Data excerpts
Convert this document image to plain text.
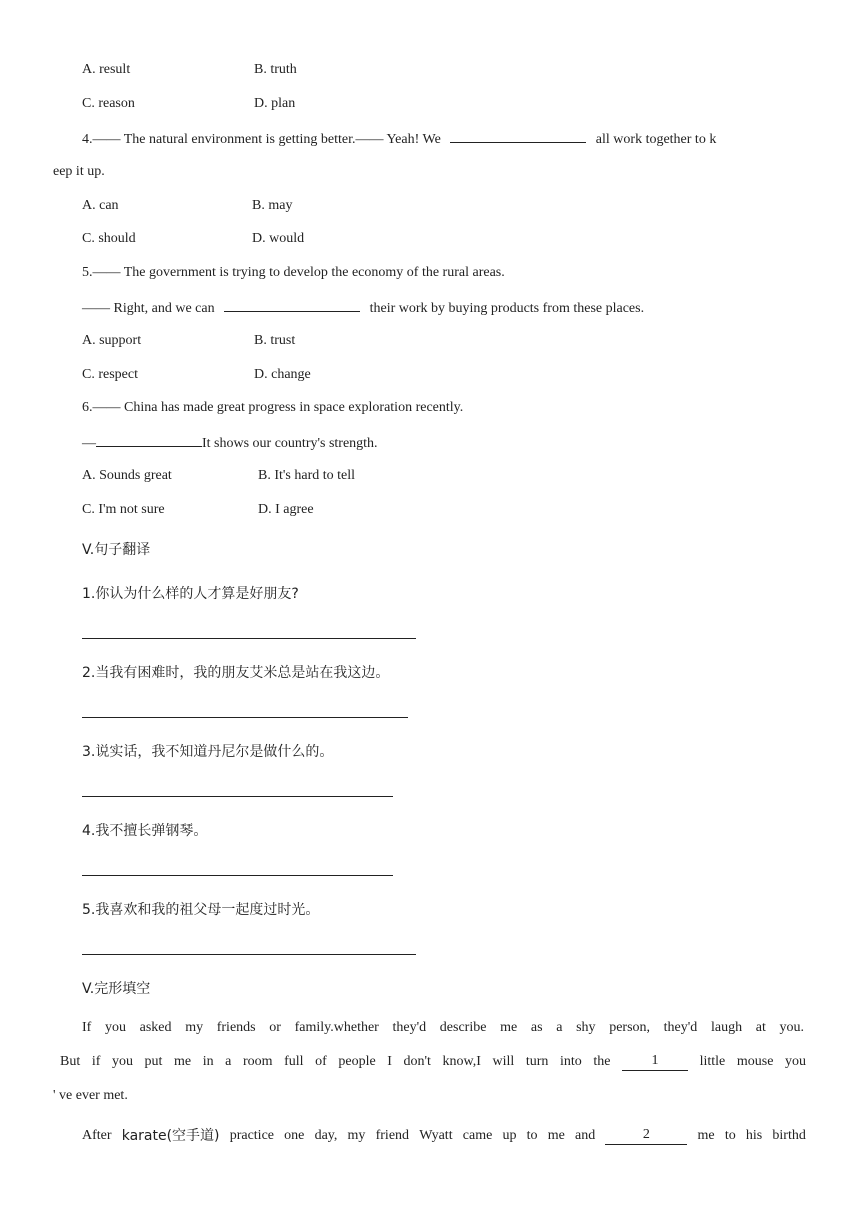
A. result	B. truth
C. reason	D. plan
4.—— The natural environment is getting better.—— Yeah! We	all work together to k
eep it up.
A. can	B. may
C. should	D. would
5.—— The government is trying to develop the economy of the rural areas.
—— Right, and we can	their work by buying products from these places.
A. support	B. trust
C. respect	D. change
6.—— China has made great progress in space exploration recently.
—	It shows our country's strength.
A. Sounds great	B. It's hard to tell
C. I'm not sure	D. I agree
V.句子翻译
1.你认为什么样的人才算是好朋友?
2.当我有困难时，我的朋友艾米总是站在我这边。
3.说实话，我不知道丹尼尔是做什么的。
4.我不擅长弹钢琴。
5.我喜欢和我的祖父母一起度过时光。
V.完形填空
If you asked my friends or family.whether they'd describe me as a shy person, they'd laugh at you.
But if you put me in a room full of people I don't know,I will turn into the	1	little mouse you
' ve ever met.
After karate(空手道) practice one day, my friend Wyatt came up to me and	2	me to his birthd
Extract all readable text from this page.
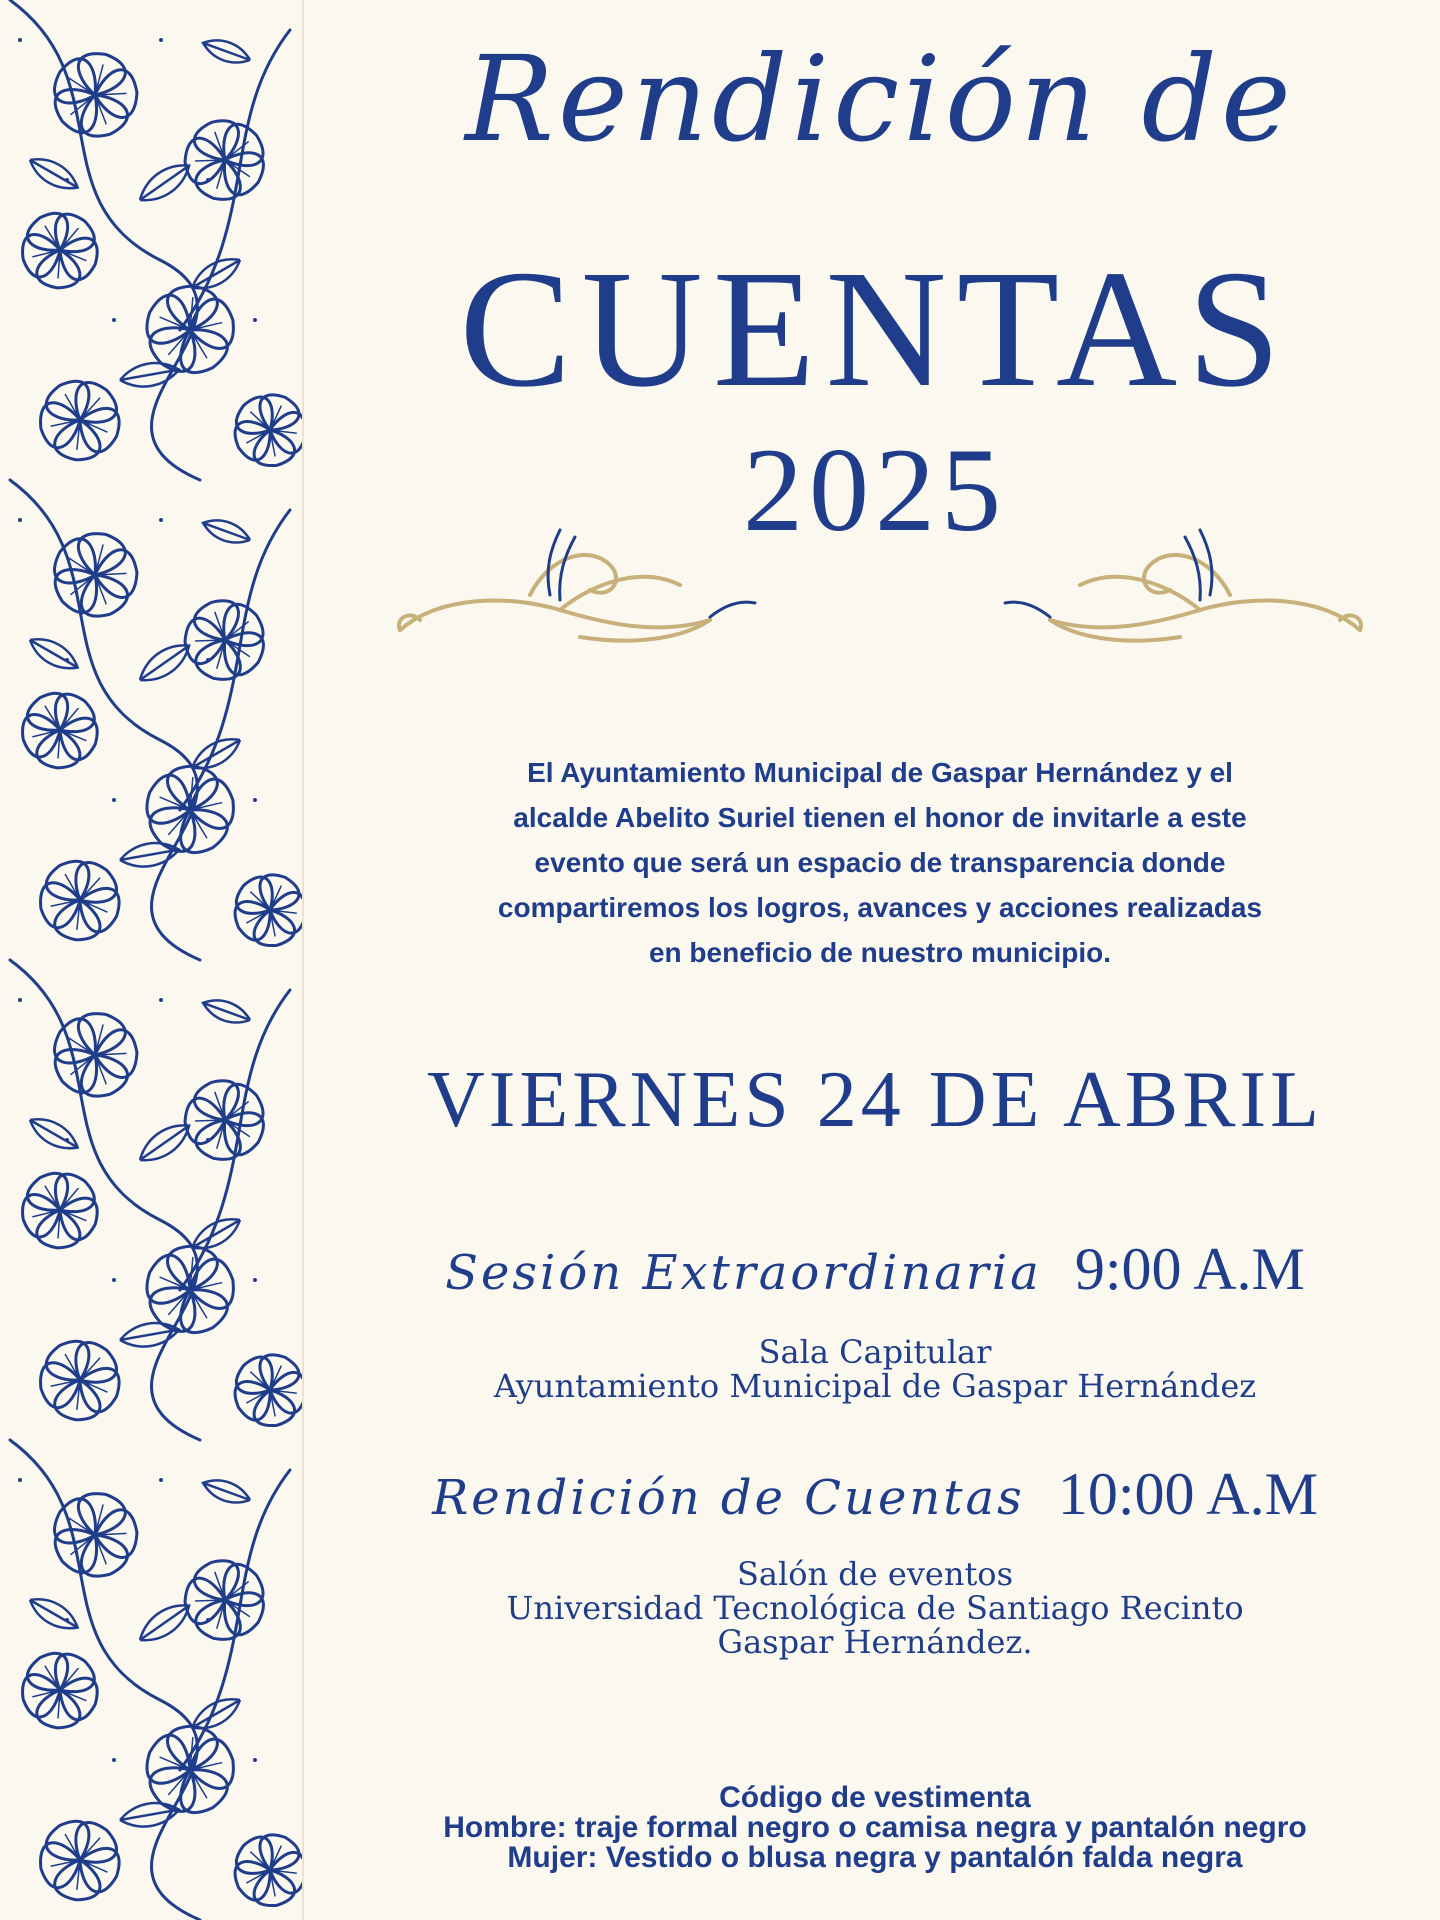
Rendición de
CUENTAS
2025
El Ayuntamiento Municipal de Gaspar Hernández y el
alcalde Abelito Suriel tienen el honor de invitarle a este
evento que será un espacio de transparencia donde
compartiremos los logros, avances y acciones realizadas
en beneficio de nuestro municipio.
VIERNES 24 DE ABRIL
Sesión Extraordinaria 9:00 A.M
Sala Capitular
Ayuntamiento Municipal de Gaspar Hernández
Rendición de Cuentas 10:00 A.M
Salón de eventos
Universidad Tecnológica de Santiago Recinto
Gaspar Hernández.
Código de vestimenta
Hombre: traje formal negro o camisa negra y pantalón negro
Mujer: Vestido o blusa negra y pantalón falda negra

Goal of the exercise
Every record above should be written out again exactly; the pictures stay out of the copy.

Solution to the problem
Convert this document image to plain text.
A. result	B. truth
C. reason	D. plan
4.—— The natural environment is getting better.—— Yeah! We	all work together to k
eep it up.
A. can	B. may
C. should	D. would
5.—— The government is trying to develop the economy of the rural areas.
—— Right, and we can	their work by buying products from these places.
A. support	B. trust
C. respect	D. change
6.—— China has made great progress in space exploration recently.
—	It shows our country's strength.
A. Sounds great	B. It's hard to tell
C. I'm not sure	D. I agree
V.句子翻译
1.你认为什么样的人才算是好朋友?
2.当我有困难时，我的朋友艾米总是站在我这边。
3.说实话，我不知道丹尼尔是做什么的。
4.我不擅长弹钢琴。
5.我喜欢和我的祖父母一起度过时光。
V.完形填空
If you asked my friends or family.whether they'd describe me as a shy person, they'd laugh at you.
But if you put me in a room full of people I don't know,I will turn into the	1	little mouse you
' ve ever met.
After karate(空手道) practice one day, my friend Wyatt came up to me and	2	me to his birthd
Extract all readable text from this page.
Rendición de
CUENTAS
2025
El Ayuntamiento Municipal de Gaspar Hernández y el
alcalde Abelito Suriel tienen el honor de invitarle a este
evento que será un espacio de transparencia donde
compartiremos los logros, avances y acciones realizadas
en beneficio de nuestro municipio.
VIERNES 24 DE ABRIL
Sesión Extraordinaria 9:00 A.M
Sala Capitular
Ayuntamiento Municipal de Gaspar Hernández
Rendición de Cuentas 10:00 A.M
Salón de eventos
Universidad Tecnológica de Santiago Recinto
Gaspar Hernández.
Código de vestimenta
Hombre: traje formal negro o camisa negra y pantalón negro
Mujer: Vestido o blusa negra y pantalón falda negra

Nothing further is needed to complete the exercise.